:: Input data ::
** START **

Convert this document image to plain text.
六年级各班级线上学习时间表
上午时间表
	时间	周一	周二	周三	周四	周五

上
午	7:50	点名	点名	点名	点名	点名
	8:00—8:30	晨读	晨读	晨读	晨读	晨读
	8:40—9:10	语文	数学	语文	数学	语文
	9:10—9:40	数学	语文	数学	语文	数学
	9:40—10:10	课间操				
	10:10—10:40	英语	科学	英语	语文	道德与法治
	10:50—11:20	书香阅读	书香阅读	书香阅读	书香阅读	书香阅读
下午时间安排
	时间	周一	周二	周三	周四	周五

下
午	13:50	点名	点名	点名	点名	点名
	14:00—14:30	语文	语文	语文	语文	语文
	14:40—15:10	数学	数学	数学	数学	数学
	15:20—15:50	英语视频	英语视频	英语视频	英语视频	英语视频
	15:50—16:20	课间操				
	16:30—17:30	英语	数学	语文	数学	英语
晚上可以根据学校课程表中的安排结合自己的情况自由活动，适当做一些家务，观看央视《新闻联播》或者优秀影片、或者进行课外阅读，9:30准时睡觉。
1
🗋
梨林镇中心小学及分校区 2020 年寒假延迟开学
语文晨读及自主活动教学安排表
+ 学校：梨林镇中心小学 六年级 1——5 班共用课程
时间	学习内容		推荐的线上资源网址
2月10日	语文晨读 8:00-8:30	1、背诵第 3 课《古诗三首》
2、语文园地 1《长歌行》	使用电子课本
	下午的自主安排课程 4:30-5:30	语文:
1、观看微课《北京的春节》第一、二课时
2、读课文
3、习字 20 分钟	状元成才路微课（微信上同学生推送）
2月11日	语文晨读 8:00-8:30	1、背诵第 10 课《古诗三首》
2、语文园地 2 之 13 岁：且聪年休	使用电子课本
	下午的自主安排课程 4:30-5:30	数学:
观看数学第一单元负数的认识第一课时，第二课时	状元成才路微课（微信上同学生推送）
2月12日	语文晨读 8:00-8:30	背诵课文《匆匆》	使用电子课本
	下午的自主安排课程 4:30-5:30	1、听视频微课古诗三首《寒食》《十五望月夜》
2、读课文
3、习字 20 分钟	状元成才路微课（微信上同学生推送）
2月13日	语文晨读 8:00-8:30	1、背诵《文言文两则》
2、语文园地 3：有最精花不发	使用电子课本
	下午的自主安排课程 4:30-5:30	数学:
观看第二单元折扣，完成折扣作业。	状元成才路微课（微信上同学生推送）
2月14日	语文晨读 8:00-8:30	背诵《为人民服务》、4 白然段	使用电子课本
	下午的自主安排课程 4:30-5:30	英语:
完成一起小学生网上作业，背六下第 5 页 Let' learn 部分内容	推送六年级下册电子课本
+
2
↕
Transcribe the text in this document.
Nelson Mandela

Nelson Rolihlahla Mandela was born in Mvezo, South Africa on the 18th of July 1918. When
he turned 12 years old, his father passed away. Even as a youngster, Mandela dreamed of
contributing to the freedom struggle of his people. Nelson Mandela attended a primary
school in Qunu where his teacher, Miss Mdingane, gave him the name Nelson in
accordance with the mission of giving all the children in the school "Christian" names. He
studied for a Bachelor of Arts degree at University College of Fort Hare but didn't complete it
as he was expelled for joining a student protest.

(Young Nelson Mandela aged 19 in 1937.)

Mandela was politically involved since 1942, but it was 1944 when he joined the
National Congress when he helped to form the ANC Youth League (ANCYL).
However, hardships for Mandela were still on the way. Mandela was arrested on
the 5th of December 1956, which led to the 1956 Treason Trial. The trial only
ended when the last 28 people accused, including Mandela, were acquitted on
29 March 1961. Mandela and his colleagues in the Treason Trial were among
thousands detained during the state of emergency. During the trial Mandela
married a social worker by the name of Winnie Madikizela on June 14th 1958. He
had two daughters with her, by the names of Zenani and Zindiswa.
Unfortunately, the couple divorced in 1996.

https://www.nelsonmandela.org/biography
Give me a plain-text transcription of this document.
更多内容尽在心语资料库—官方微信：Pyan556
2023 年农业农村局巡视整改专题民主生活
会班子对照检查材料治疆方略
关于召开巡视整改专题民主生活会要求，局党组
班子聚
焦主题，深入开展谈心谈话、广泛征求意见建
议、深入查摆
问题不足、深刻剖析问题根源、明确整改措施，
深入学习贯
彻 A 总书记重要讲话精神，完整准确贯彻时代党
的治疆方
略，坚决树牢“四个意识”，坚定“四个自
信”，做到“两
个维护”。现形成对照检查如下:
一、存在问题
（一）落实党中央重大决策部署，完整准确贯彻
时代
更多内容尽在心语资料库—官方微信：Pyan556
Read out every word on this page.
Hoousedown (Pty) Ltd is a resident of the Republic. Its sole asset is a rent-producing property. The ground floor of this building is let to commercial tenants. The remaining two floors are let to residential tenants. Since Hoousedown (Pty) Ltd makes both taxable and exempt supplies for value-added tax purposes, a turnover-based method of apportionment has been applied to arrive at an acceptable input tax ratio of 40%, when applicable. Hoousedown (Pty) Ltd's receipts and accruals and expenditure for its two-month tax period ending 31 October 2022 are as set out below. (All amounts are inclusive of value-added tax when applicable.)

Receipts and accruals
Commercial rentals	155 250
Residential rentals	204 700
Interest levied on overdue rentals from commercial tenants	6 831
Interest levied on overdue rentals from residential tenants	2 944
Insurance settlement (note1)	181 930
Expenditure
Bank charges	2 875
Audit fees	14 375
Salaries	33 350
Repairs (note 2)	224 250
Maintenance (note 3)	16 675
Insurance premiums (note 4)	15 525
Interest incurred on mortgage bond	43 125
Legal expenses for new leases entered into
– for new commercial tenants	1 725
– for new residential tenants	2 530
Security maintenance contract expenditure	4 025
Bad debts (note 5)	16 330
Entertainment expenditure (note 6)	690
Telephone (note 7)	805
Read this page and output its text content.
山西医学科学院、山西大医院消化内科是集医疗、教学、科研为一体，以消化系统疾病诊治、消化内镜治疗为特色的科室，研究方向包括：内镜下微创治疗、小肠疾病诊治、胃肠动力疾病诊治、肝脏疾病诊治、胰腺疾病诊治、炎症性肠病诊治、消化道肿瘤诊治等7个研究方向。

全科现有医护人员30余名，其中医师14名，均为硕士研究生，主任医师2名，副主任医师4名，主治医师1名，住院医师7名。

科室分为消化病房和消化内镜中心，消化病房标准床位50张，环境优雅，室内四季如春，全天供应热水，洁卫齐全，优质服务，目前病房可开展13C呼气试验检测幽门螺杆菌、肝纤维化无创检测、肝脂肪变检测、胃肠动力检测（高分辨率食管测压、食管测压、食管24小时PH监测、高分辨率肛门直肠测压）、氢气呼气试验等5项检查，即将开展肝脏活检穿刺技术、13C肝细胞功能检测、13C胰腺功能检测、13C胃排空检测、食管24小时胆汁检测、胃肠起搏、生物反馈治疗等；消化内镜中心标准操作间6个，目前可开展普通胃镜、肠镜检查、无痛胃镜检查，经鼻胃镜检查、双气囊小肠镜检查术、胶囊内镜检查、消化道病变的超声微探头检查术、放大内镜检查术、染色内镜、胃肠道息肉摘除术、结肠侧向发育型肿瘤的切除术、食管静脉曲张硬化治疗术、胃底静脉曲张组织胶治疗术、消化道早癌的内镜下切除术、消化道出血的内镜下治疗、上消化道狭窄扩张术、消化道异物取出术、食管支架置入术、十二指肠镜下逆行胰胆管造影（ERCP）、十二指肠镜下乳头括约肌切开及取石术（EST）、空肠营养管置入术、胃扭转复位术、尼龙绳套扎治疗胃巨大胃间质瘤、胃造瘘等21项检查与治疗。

** END **

:: Your instructions ::
Show every line of the listing in which the string "names" can be found.

:: Correct response ::
accordance with the mission of giving all the children in the school "Christian" names. He
had two daughters with her, by the names of Zenani and Zindiswa.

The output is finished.